===== Excerpt

Added support for --cmd-owner option when ownercmd.patch is applied to kernel.

diff --git a/extensions/libipt_owner.c b/extensions/libipt_owner.c
index 953eb59aaa10e08e4bd19b528422d1b6c2395dd2..30ee0c110eac04419e1ad724357f4052f939cad0 100644 (file)
--- a/extensions/libipt_owner.c
+++ b/extensions/libipt_owner.c
@@ -20,6 +20,9 @@ help(void)
 "[!] --gid-owner groupid    Match local gid\n"
 "[!] --pid-owner processid  Match local pid\n"
 "[!] --sid-owner sessionid  Match local sid\n"
+#ifdef IPT_OWNER_COMM
+"[!] --cmd-owner name       Match local command name\n"
+#endif
 "\n",
 NETFILTER_VERSION);
 }
@@ -29,6 +32,9 @@ static struct option opts[] = {
        { "gid-owner", 1, 0, '2' },
        { "pid-owner", 1, 0, '3' },
        { "sid-owner", 1, 0, '4' },
+#ifdef IPT_OWNER_COMM
+       { "cmd-owner", 1, 0, '5' },
+#endif
        {0}
 };
 
@@ -111,6 +117,22 @@ parse(int c, char **argv, int invert, unsigned int *flags,
                *flags = 1;
                break;
 
+#ifdef IPT_OWNER_COMM
+       case '5':
+               if (check_inverse(optarg, &invert))
+                       optind++;
+               if(strlen(optarg) > sizeof(ownerinfo->comm))
+                       exit_error(PARAMETER_PROBLEM, "OWNER CMD `%s' too long, max %d characters", optarg, sizeof(ownerinfo->comm));
+
+               strncpy(ownerinfo->comm, optarg, sizeof(ownerinfo->comm));
+
+               if (invert)
+                       ownerinfo->invert |= IPT_OWNER_COMM;
+               ownerinfo->match |= IPT_OWNER_COMM;
+               *flags = 1;
+               break;
+#endif
+
        default:
                return 0;
        }
@@ -158,6 +180,11 @@ print_item(struct ipt_owner_info *info, u_int8_t flag, int numeric, char *label)
                case IPT_OWNER_SID:
                        printf("%u ", info->sid);
                        break;
+#ifdef IPT_OWNER_COMM
+               case IPT_OWNER_COMM:
+                       printf("%.*s ", (int)sizeof(info->comm), info->comm);
+                       break;
+#endif
                default:
                        break;
                }
@@ -185,6 +212,9 @@ print(const struct ipt_ip *ip,
        print_item(info, IPT_OWNER_GID, numeric, "OWNER GID match ");
        print_item(info, IPT_OWNER_PID, numeric, "OWNER PID match ");
        print_item(info, IPT_OWNER_SID, numeric, "OWNER SID match ");
+#ifdef IPT_OWNER_COMM
+       print_item(info, IPT_OWNER_COMM, numeric, "OWNER CMD match ");
+#endif
 }
 
 /* Saves the union ipt_matchinfo in parsable form to stdout. */
@@ -197,6 +227,9 @@ save(const struct ipt_ip *ip, const struct ipt_entry_match *match)

==========
===== Provided information

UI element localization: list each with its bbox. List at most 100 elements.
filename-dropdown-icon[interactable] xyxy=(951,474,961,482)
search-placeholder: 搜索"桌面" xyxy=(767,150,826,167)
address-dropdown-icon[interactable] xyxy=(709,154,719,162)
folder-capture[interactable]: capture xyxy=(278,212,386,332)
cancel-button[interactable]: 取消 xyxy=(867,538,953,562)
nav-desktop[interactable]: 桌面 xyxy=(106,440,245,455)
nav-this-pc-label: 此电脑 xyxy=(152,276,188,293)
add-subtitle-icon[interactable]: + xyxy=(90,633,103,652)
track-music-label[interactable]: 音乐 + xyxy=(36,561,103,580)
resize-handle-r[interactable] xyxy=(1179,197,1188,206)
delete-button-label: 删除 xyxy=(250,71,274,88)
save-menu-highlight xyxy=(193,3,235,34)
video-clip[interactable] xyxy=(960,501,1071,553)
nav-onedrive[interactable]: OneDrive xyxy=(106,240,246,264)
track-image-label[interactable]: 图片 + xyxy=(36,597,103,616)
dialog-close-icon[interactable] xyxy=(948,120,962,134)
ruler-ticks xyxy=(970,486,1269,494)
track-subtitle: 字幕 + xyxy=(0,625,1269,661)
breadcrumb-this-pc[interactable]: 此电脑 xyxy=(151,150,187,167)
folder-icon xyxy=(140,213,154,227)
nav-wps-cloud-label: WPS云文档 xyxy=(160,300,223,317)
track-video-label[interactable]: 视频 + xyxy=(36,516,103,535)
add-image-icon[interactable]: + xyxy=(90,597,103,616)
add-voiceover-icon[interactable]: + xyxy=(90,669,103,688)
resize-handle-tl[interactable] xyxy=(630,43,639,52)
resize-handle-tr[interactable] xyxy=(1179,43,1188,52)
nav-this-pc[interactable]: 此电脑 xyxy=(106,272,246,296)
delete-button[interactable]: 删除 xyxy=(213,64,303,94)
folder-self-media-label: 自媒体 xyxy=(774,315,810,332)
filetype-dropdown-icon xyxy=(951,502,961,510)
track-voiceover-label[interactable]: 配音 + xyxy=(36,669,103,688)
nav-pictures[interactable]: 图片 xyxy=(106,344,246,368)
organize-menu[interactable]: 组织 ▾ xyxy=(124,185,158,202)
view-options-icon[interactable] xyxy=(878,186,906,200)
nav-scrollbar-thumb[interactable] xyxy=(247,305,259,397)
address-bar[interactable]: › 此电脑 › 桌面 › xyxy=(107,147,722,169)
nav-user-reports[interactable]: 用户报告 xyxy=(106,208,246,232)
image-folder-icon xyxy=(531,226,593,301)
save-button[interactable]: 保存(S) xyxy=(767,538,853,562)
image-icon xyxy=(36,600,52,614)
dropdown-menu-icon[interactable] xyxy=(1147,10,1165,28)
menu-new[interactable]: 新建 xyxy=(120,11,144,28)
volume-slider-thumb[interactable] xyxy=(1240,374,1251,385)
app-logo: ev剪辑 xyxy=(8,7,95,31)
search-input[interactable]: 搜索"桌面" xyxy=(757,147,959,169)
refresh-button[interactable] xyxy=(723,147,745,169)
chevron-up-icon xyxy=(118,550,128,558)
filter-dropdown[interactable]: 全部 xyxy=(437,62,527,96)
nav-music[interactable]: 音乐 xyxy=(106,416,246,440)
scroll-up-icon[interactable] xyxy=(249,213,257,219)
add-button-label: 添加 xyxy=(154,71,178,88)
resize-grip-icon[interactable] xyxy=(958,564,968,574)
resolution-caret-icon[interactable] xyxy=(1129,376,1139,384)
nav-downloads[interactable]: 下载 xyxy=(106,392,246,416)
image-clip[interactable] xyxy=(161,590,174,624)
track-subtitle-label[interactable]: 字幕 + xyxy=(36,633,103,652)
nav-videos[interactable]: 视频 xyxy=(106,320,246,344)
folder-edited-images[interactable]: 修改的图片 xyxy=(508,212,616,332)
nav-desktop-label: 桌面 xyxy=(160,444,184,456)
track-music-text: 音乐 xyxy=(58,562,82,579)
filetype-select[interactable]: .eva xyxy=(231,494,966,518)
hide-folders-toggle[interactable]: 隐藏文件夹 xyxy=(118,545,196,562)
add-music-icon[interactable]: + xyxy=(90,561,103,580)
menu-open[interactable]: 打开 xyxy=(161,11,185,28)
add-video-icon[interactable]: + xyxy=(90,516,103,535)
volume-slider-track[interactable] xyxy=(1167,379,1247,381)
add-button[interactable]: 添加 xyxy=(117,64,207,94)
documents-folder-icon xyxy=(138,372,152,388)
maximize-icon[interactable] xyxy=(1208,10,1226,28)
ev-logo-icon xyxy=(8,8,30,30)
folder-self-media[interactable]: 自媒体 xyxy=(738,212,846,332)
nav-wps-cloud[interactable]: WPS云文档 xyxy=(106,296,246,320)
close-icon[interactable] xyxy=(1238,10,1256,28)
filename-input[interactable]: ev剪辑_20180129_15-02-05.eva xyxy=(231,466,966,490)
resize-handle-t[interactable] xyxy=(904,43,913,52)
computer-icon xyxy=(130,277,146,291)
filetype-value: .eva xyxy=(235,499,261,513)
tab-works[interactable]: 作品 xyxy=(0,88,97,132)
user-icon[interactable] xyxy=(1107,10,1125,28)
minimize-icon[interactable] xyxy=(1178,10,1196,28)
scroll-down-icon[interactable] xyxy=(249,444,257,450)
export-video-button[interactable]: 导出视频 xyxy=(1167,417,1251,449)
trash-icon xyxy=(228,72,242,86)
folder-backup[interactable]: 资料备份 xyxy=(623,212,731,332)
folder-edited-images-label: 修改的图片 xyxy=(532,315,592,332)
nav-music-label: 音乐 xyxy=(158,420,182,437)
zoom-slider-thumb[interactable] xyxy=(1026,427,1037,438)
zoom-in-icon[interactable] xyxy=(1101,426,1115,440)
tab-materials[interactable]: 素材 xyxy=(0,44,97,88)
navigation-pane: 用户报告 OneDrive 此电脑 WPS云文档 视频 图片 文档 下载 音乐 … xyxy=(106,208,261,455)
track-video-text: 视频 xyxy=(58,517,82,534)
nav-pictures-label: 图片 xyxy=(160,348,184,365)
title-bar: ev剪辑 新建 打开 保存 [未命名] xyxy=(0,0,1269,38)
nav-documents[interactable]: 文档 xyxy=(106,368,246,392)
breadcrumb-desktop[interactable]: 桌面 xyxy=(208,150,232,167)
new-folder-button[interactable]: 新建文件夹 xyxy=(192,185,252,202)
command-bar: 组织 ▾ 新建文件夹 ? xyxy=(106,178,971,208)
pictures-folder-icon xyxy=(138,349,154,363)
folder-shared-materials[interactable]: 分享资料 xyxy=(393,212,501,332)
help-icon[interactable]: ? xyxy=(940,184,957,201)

==========

### Work to complete:
#1 Reproduce everything in the libipt_owner.c patch from "Added support for" down to "-20,6 +20,9 @@ help(void)".
#2 Summarize the libipt_owner.c patch in two sentences.

### Answers below:
#1
Added support for --cmd-owner option when ownercmd.patch is applied to kernel.

diff --git a/extensions/libipt_owner.c b/extensions/libipt_owner.c
index 953eb59aaa10e08e4bd19b528422d1b6c2395dd2..30ee0c110eac04419e1ad724357f4052f939cad0 100644 (file)
--- a/extensions/libipt_owner.c
+++ b/extensions/libipt_owner.c
@@ -20,6 +20,9 @@ help(void)

#2 The patch adds support for a --cmd-owner option to extensions/libipt_owner.c, for use when ownercmd.patch is applied to the kernel. Enclosed in #ifdef IPT_OWNER_COMM blocks, the option matches the local command name, exits with an error if the name is too long for the comm field, and is printed with the label "OWNER CMD match".